• _Exercise goal_: From the listing below, copy every line with the word "ylabel".

Items listed in a dataset
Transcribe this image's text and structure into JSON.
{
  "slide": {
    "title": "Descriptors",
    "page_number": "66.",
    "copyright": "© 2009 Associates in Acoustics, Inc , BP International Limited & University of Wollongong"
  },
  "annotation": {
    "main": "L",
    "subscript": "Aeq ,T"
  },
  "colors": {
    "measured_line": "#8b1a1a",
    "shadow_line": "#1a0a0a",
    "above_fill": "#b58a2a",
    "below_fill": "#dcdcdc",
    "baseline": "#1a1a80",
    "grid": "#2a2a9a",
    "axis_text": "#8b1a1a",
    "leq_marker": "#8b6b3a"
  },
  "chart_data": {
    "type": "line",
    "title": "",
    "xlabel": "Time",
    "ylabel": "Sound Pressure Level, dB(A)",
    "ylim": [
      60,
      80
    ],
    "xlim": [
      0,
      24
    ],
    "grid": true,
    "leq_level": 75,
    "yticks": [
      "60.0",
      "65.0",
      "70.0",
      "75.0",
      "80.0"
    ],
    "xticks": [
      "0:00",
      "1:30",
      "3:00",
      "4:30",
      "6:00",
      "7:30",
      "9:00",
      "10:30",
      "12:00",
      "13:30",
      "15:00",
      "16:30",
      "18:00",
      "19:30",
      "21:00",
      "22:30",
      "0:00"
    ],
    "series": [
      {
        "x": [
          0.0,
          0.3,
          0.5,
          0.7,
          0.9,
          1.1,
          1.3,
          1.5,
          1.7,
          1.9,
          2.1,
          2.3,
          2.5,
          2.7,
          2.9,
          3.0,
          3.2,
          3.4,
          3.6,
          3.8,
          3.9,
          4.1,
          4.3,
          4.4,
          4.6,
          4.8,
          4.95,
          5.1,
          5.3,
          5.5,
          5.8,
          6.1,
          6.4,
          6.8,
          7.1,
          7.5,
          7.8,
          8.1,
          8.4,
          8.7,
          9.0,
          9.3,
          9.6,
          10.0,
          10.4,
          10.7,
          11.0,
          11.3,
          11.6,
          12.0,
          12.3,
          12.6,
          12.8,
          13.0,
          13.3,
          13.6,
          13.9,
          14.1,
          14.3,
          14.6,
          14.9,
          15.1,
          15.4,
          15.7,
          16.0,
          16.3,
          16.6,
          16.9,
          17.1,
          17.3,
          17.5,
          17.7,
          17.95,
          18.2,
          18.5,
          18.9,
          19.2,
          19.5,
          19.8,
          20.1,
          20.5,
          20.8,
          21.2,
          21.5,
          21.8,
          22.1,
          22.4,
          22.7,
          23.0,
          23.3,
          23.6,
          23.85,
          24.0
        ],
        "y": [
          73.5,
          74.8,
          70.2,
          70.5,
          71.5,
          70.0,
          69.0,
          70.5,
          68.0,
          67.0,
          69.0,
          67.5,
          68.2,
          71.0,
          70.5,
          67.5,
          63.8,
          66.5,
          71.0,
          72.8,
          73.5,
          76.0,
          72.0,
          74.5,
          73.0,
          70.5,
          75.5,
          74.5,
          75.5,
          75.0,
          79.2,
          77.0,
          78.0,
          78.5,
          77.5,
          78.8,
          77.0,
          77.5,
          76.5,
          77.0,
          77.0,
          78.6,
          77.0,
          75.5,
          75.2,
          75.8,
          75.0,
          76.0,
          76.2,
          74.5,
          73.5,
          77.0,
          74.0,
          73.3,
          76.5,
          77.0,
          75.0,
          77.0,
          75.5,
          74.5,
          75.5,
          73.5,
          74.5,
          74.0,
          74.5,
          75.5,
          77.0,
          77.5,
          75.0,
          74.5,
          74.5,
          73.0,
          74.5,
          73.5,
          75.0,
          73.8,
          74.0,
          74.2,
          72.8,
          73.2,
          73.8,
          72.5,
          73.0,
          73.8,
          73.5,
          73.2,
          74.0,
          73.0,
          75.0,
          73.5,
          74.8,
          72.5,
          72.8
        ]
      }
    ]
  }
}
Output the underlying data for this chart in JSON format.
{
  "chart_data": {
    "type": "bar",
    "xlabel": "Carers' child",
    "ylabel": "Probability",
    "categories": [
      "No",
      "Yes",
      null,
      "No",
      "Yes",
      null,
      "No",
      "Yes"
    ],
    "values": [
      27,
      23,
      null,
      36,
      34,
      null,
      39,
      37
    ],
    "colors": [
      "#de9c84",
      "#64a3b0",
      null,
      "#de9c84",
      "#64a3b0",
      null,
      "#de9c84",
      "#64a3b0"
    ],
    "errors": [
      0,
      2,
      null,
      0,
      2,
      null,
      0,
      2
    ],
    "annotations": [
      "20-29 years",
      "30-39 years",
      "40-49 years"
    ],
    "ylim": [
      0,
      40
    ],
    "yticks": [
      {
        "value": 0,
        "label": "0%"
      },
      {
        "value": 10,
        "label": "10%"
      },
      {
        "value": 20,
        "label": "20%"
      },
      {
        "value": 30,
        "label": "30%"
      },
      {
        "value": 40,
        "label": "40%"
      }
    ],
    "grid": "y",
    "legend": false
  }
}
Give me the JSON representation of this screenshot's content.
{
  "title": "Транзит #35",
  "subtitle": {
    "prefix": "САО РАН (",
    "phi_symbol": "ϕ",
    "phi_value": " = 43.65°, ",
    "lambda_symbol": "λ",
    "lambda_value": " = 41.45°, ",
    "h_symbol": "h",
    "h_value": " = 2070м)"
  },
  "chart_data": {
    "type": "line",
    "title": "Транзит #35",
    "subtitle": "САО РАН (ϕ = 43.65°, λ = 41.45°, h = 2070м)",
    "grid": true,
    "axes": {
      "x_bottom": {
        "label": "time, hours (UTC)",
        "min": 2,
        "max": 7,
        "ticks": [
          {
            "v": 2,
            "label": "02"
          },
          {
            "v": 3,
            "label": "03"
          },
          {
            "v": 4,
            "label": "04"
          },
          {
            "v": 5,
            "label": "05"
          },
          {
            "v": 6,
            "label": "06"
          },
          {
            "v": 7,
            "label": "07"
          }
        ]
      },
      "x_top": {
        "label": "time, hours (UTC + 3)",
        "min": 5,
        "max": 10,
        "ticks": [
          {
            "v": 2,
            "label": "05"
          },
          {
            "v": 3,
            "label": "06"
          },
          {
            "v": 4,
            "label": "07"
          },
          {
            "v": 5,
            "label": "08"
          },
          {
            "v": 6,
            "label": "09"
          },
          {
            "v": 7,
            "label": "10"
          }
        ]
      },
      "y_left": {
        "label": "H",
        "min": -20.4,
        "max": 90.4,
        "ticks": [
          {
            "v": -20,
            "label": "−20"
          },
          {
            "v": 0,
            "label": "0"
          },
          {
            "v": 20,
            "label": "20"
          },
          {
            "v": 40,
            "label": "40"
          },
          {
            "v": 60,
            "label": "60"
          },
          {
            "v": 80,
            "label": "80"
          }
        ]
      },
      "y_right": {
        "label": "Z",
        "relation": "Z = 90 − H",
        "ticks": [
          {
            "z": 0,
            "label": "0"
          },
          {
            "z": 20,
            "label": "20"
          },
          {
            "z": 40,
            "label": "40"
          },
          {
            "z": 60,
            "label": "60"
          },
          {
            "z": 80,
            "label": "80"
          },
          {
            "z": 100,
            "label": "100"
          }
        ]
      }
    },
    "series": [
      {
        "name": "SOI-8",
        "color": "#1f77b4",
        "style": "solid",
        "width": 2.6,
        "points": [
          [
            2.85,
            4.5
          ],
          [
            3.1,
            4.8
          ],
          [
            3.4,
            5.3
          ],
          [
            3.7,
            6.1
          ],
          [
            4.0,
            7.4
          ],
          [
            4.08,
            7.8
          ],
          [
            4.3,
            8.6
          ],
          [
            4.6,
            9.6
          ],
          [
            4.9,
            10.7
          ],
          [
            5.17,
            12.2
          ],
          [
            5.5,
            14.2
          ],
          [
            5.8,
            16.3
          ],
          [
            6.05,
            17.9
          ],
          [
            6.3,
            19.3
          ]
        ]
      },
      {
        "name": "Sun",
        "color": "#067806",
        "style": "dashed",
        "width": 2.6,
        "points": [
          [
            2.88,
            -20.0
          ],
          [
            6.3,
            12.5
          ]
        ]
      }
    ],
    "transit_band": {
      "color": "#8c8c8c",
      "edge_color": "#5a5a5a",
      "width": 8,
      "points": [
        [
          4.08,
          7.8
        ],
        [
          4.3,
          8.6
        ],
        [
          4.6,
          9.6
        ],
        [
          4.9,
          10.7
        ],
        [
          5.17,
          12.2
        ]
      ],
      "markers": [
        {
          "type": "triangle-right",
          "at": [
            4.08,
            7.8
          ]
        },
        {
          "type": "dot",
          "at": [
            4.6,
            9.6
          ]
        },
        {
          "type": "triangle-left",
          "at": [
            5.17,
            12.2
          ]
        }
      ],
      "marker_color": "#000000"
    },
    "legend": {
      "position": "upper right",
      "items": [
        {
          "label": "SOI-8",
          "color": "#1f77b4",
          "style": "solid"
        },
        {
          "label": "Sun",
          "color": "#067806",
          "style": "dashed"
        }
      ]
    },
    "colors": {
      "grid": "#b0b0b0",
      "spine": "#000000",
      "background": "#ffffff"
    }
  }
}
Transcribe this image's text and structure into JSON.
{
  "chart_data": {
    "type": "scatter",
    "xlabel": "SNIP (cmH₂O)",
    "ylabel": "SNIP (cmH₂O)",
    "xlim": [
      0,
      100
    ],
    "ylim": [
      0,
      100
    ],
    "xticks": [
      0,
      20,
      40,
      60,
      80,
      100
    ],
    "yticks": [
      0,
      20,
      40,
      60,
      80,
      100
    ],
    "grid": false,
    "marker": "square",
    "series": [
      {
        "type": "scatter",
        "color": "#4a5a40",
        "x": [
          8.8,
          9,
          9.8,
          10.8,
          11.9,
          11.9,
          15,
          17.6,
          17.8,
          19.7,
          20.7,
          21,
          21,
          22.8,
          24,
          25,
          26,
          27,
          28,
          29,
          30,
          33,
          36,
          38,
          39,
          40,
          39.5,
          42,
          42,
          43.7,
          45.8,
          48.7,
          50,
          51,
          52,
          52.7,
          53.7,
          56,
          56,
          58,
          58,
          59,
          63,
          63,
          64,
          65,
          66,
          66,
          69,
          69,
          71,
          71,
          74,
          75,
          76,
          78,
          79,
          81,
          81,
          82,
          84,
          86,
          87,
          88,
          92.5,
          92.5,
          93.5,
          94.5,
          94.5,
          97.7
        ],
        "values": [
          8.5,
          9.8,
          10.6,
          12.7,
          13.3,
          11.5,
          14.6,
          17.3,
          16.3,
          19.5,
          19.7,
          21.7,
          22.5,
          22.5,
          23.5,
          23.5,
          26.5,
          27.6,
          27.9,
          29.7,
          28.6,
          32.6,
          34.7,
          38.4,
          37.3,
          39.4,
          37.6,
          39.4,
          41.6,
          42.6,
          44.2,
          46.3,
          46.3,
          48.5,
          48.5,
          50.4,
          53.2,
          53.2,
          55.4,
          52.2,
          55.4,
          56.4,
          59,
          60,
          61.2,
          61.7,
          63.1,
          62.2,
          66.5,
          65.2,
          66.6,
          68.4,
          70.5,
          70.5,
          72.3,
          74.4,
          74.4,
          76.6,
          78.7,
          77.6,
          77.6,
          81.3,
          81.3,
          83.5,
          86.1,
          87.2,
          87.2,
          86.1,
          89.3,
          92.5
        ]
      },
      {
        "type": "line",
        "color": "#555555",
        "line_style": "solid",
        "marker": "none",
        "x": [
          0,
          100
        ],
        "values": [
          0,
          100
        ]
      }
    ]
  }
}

• _Correct output_:
    "ylabel": "Sound Pressure Level, dB(A)",
    "ylabel": "Probability",
    "ylabel": "SNIP (cmH₂O)",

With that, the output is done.